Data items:
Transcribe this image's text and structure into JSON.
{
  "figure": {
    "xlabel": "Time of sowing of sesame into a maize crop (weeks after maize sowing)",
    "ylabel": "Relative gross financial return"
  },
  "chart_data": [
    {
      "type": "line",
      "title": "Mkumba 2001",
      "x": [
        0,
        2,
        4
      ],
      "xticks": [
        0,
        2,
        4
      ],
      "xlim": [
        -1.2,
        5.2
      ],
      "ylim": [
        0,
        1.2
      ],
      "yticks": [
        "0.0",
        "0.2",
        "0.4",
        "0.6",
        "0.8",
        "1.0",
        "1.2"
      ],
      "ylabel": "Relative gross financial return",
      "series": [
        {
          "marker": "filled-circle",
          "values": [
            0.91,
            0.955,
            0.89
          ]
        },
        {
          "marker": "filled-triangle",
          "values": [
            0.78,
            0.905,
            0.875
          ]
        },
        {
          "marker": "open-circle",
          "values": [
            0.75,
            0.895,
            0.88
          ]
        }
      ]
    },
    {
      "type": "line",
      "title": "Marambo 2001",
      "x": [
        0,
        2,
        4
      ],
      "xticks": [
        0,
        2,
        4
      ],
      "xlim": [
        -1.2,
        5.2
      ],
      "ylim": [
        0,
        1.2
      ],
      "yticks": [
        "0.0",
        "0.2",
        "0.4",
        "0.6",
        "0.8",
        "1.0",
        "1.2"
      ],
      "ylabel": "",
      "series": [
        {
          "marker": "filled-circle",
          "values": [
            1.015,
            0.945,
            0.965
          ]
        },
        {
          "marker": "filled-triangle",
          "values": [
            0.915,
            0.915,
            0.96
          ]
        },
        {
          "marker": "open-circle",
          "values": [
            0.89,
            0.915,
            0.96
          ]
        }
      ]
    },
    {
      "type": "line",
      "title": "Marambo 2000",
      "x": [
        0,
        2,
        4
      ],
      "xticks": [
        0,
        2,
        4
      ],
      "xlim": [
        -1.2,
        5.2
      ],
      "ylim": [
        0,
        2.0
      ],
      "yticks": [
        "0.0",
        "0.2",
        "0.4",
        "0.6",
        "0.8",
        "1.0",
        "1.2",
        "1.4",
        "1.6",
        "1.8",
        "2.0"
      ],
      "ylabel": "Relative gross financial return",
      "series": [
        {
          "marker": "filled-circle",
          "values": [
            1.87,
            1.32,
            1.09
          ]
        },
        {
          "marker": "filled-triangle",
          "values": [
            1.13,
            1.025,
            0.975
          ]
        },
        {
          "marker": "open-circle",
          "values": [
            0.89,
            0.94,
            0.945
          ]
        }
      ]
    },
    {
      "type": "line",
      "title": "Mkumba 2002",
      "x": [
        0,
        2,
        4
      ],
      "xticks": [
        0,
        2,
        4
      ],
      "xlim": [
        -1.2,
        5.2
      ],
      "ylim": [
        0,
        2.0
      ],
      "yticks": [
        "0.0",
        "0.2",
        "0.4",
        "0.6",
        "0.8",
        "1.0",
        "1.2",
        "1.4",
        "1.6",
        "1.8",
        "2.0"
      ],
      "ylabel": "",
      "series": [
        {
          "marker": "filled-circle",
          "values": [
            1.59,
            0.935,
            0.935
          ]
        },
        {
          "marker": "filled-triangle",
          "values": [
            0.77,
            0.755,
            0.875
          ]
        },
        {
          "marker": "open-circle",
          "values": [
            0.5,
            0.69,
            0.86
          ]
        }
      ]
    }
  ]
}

WRITTEN TASK:
Restate the data above word for word, please.

RESPONSE TO THE EXERCISE:
Transcribe this image's text and structure into JSON.
{
  "figure": {
    "xlabel": "Time of sowing of sesame into a maize crop (weeks after maize sowing)",
    "ylabel": "Relative gross financial return"
  },
  "chart_data": [
    {
      "type": "line",
      "title": "Mkumba 2001",
      "x": [
        0,
        2,
        4
      ],
      "xticks": [
        0,
        2,
        4
      ],
      "xlim": [
        -1.2,
        5.2
      ],
      "ylim": [
        0,
        1.2
      ],
      "yticks": [
        "0.0",
        "0.2",
        "0.4",
        "0.6",
        "0.8",
        "1.0",
        "1.2"
      ],
      "ylabel": "Relative gross financial return",
      "series": [
        {
          "marker": "filled-circle",
          "values": [
            0.91,
            0.955,
            0.89
          ]
        },
        {
          "marker": "filled-triangle",
          "values": [
            0.78,
            0.905,
            0.875
          ]
        },
        {
          "marker": "open-circle",
          "values": [
            0.75,
            0.895,
            0.88
          ]
        }
      ]
    },
    {
      "type": "line",
      "title": "Marambo 2001",
      "x": [
        0,
        2,
        4
      ],
      "xticks": [
        0,
        2,
        4
      ],
      "xlim": [
        -1.2,
        5.2
      ],
      "ylim": [
        0,
        1.2
      ],
      "yticks": [
        "0.0",
        "0.2",
        "0.4",
        "0.6",
        "0.8",
        "1.0",
        "1.2"
      ],
      "ylabel": "",
      "series": [
        {
          "marker": "filled-circle",
          "values": [
            1.015,
            0.945,
            0.965
          ]
        },
        {
          "marker": "filled-triangle",
          "values": [
            0.915,
            0.915,
            0.96
          ]
        },
        {
          "marker": "open-circle",
          "values": [
            0.89,
            0.915,
            0.96
          ]
        }
      ]
    },
    {
      "type": "line",
      "title": "Marambo 2000",
      "x": [
        0,
        2,
        4
      ],
      "xticks": [
        0,
        2,
        4
      ],
      "xlim": [
        -1.2,
        5.2
      ],
      "ylim": [
        0,
        2.0
      ],
      "yticks": [
        "0.0",
        "0.2",
        "0.4",
        "0.6",
        "0.8",
        "1.0",
        "1.2",
        "1.4",
        "1.6",
        "1.8",
        "2.0"
      ],
      "ylabel": "Relative gross financial return",
      "series": [
        {
          "marker": "filled-circle",
          "values": [
            1.87,
            1.32,
            1.09
          ]
        },
        {
          "marker": "filled-triangle",
          "values": [
            1.13,
            1.025,
            0.975
          ]
        },
        {
          "marker": "open-circle",
          "values": [
            0.89,
            0.94,
            0.945
          ]
        }
      ]
    },
    {
      "type": "line",
      "title": "Mkumba 2002",
      "x": [
        0,
        2,
        4
      ],
      "xticks": [
        0,
        2,
        4
      ],
      "xlim": [
        -1.2,
        5.2
      ],
      "ylim": [
        0,
        2.0
      ],
      "yticks": [
        "0.0",
        "0.2",
        "0.4",
        "0.6",
        "0.8",
        "1.0",
        "1.2",
        "1.4",
        "1.6",
        "1.8",
        "2.0"
      ],
      "ylabel": "",
      "series": [
        {
          "marker": "filled-circle",
          "values": [
            1.59,
            0.935,
            0.935
          ]
        },
        {
          "marker": "filled-triangle",
          "values": [
            0.77,
            0.755,
            0.875
          ]
        },
        {
          "marker": "open-circle",
          "values": [
            0.5,
            0.69,
            0.86
          ]
        }
      ]
    }
  ]
}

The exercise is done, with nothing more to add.